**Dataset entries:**
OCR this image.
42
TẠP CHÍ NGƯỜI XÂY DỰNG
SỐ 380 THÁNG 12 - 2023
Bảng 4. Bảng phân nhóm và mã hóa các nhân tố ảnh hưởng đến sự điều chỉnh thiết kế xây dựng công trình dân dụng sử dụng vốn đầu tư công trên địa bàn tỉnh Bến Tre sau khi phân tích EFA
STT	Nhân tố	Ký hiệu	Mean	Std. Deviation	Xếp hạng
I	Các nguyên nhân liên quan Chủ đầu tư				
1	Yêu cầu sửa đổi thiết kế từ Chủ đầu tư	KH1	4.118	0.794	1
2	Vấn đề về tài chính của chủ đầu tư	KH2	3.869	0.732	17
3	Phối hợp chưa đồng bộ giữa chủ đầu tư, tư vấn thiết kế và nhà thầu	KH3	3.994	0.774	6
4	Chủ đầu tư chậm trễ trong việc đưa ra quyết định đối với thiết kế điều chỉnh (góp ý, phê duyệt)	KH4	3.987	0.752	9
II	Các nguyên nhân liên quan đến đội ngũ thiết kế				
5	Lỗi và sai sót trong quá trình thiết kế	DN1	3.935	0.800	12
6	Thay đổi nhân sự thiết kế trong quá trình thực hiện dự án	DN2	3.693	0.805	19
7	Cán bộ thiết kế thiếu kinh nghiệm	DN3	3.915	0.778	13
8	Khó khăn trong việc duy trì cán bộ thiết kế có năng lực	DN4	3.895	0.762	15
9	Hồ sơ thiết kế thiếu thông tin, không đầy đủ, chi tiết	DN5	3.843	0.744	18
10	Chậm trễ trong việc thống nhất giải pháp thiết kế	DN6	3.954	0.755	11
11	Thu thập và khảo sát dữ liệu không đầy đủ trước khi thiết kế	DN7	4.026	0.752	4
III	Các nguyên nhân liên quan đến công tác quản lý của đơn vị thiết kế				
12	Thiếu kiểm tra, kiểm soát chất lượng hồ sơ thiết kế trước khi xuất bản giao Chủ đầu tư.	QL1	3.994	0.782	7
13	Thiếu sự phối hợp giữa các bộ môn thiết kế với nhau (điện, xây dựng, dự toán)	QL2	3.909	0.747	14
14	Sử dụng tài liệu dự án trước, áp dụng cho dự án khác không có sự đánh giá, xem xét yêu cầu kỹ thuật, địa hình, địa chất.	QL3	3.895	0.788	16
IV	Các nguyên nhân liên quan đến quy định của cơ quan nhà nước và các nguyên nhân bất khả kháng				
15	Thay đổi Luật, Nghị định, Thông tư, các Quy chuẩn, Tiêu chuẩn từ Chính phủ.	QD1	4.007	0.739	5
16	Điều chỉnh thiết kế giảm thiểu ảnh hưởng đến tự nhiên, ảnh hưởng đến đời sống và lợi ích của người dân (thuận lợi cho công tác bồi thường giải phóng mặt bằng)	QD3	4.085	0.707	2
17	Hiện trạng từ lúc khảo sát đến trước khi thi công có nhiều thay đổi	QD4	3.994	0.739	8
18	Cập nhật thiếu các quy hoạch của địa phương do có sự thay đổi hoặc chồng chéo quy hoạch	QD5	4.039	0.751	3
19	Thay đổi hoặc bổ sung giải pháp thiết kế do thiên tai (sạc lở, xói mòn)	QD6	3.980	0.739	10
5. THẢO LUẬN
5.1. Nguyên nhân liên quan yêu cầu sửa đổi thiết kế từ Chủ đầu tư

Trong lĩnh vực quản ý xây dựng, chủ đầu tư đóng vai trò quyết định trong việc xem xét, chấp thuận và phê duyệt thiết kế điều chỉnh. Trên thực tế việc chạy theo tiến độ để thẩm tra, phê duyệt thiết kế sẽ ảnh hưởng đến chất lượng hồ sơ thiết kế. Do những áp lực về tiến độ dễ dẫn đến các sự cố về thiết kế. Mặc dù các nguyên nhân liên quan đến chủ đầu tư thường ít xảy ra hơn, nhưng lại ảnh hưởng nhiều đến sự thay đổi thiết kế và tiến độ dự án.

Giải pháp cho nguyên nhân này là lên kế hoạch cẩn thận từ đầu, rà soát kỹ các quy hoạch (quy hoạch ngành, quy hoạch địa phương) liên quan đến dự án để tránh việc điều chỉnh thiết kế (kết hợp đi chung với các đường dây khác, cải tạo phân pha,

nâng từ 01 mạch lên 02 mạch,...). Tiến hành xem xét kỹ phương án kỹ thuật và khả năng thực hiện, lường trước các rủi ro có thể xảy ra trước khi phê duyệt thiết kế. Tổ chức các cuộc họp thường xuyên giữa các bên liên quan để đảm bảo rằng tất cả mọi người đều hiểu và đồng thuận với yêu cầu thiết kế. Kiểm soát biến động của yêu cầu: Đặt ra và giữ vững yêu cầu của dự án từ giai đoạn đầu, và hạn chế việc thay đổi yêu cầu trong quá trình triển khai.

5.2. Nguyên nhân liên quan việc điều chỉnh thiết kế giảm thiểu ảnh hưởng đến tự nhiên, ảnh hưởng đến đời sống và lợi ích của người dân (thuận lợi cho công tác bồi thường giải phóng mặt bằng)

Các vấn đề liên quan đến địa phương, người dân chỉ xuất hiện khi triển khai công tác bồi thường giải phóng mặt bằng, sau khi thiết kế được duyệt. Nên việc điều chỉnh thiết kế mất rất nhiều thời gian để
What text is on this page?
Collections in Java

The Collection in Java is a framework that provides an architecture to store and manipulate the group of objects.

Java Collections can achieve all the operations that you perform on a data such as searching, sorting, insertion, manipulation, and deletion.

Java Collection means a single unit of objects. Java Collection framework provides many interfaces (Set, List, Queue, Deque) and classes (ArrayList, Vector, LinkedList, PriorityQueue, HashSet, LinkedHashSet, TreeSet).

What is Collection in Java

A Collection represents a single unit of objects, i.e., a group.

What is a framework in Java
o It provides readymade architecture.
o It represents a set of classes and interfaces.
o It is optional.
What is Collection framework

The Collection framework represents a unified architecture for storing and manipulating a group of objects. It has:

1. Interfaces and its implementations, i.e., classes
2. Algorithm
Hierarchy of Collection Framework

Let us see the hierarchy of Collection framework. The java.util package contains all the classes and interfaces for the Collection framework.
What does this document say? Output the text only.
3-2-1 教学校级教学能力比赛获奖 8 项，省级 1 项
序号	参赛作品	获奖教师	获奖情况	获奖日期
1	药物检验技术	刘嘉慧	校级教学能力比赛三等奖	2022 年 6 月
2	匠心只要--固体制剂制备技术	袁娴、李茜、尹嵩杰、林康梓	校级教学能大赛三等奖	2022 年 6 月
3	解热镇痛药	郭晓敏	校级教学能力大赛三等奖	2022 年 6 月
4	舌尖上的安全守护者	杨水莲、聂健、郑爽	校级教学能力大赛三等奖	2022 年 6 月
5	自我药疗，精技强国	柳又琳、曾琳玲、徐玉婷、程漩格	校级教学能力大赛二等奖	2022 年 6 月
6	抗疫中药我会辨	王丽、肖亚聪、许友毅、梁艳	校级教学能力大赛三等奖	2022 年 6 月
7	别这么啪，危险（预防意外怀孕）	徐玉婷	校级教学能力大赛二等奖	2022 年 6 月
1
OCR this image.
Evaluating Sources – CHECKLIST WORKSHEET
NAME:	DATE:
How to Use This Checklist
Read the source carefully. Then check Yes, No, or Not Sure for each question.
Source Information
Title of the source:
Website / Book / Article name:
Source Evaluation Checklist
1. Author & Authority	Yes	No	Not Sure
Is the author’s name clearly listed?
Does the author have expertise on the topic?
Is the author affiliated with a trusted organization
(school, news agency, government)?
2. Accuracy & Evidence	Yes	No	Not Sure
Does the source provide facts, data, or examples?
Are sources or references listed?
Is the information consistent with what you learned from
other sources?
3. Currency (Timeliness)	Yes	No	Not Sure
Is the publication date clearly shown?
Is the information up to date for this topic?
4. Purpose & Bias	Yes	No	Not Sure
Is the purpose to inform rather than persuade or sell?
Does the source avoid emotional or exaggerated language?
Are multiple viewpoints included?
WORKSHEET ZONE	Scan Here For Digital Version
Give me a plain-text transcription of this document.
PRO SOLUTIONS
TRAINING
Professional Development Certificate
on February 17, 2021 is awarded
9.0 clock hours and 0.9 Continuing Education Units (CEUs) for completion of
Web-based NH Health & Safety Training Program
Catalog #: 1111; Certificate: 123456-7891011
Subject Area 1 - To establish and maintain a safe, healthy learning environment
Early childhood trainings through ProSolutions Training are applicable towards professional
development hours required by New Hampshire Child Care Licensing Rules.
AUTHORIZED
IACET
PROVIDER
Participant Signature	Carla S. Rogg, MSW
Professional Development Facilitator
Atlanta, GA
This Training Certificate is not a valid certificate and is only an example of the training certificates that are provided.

**Set problem:** Lines that include the word "soát" are to be extracted from the data above.

**Answer:**
12	Thiếu kiểm tra, kiểm soát chất lượng hồ sơ thiết kế trước khi xuất bản giao Chủ đầu tư.	QL1	3.994	0.782	7
Giải pháp cho nguyên nhân này là lên kế hoạch cẩn thận từ đầu, rà soát kỹ các quy hoạch (quy hoạch ngành, quy hoạch địa phương) liên quan đến dự án để tránh việc điều chỉnh thiết kế (kết hợp đi chung với các đường dây khác, cải tạo phân pha,
nâng từ 01 mạch lên 02 mạch,...). Tiến hành xem xét kỹ phương án kỹ thuật và khả năng thực hiện, lường trước các rủi ro có thể xảy ra trước khi phê duyệt thiết kế. Tổ chức các cuộc họp thường xuyên giữa các bên liên quan để đảm bảo rằng tất cả mọi người đều hiểu và đồng thuận với yêu cầu thiết kế. Kiểm soát biến động của yêu cầu: Đặt ra và giữ vững yêu cầu của dự án từ giai đoạn đầu, và hạn chế việc thay đổi yêu cầu trong quá trình triển khai.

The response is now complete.